CHALLENGES>
A – Return the part of the Woodside merger text starting with "Unquoted equity securities are" and going on through "pages 71 to 92.", copied word for word.
B – Resume the Woodside merger text after its final sentence and write the passage that would follow.

Table 1 - Woodside Shares that are expected to be on issue on Implementation:

 

  Timing   Number

  On issue as at the Last Practicable Date

  983,980,823

  Estimated to be issued under the Merger

  914,768,94851

  Estimated total on issue following Implementation

  1,898,749,771

Table 2 - Woodside unquoted equity securities that are on issue as at the Last Practicable Date:

 

  Unquoted equity securities   Number on issue at the
Last Practicable Date

  Equity Rights

  5,711,407

  Performance Rights

  1,439,717

  Variable Pay Rights

  338,261

Unquoted equity securities are awarded under Woodside’s Employee Equity Plan, Executive Incentive Plan and Executive Incentive Scheme. Further details of the unquoted equity securities including vesting dates are available in the Remuneration Report in the Woodside Annual Report 2021 on pages 71 to 92.

On Implementation, it is expected that BHP Shareholders will own approximately 48% of the Merged Group (based on the issue of 914,768,948 New Woodside Shares and the number of Woodside Shares outstanding on the Last Practicable Date) subject to any BHP Shareholders being Ineligible Foreign BHP Shareholders or Relevant Small Parcel BHP Shareholders.

The Merged Group’s financing arrangements, including its banking facilities, access to capital market and maintenance of a relationship banking panel will remain in line with Woodside’s existing financing arrangements prior to Implementation. Specifically, commodity price risk management, interest rate risk management and foreign currency risk management will be undertaken in line with approved Woodside Board mandate parameters.

DATASET>

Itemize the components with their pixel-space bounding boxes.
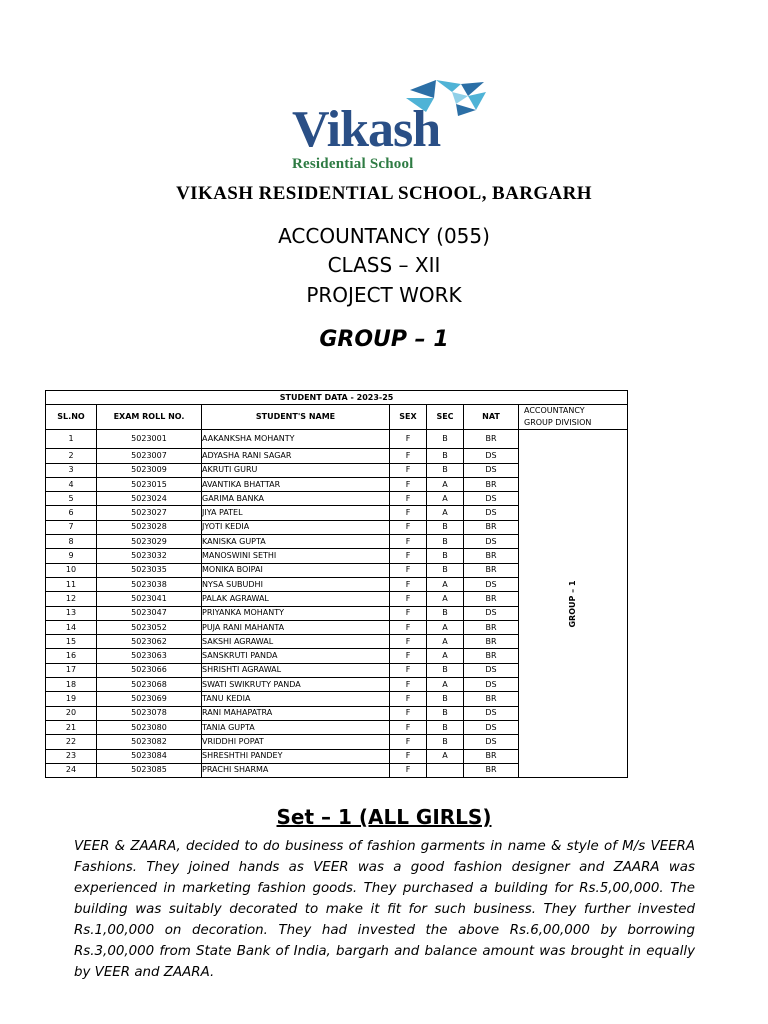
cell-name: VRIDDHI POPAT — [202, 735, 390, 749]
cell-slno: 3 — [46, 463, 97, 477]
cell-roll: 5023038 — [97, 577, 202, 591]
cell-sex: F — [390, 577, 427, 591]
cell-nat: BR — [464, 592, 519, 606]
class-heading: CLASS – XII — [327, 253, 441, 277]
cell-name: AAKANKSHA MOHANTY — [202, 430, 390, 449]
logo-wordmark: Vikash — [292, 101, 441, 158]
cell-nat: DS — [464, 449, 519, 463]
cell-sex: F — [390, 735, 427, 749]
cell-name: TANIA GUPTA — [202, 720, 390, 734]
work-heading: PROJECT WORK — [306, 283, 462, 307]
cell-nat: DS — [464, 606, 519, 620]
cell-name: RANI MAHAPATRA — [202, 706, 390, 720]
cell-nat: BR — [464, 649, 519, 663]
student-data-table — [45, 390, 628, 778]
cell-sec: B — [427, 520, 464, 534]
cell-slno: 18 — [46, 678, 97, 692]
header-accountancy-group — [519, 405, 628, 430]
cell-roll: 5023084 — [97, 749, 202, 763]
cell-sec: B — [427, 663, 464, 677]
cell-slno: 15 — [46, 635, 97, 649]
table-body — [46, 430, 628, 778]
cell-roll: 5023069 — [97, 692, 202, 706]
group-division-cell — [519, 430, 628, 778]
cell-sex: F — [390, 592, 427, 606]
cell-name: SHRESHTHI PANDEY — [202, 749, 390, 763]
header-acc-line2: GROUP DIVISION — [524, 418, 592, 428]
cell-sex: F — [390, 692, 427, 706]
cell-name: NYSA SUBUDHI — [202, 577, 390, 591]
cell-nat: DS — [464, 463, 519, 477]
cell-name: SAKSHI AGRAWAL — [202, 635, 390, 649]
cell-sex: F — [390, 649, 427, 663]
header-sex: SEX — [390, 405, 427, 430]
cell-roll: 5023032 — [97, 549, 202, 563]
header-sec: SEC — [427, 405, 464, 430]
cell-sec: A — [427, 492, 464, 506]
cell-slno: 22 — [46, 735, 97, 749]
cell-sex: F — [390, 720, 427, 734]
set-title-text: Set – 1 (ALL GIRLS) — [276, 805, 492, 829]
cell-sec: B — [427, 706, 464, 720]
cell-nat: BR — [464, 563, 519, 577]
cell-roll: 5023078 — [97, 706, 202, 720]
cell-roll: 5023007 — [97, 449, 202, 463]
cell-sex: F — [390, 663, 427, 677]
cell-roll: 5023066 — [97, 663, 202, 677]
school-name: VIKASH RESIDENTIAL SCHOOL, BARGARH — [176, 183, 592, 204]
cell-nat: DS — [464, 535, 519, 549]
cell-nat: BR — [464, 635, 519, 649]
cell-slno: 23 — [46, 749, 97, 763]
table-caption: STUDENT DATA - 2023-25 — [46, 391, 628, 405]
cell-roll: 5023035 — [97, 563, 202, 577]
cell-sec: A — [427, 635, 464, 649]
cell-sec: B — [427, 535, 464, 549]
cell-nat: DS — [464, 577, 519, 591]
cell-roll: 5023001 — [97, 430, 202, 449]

TASK-BY-TASK RESULTS>
A –
Unquoted equity securities are awarded under Woodside’s Employee Equity Plan, Executive Incentive Plan and Executive Incentive Scheme. Further details of the unquoted equity securities including vesting dates are available in the Remuneration Report in the Woodside Annual Report 2021 on pages 71 to 92.

B –
See Section 6.7.2 for further information in relation to the interests that Woodside Directors and other Key Management Personnel hold in Woodside Shares.

6.3.3       Market analysis

Woodside’s investment decisions are informed by energy market analysis including supply, demand and price outlooks. Through market analysis, Woodside seeks to monitor the global macroeconomic and geopolitical environment and the energy markets outlook to determine how these factors can impact the organisation and how to best respond, including how Woodside allocates capital. This is expected to include third party scenarios and Woodside’s own assessment of product prices and market conditions.

 

51 This figure assumes that no additional Woodside Shares are issued in connection with a Permitted Equity Raise and no further declaration of Woodside Dividends will occur prior to Implementation.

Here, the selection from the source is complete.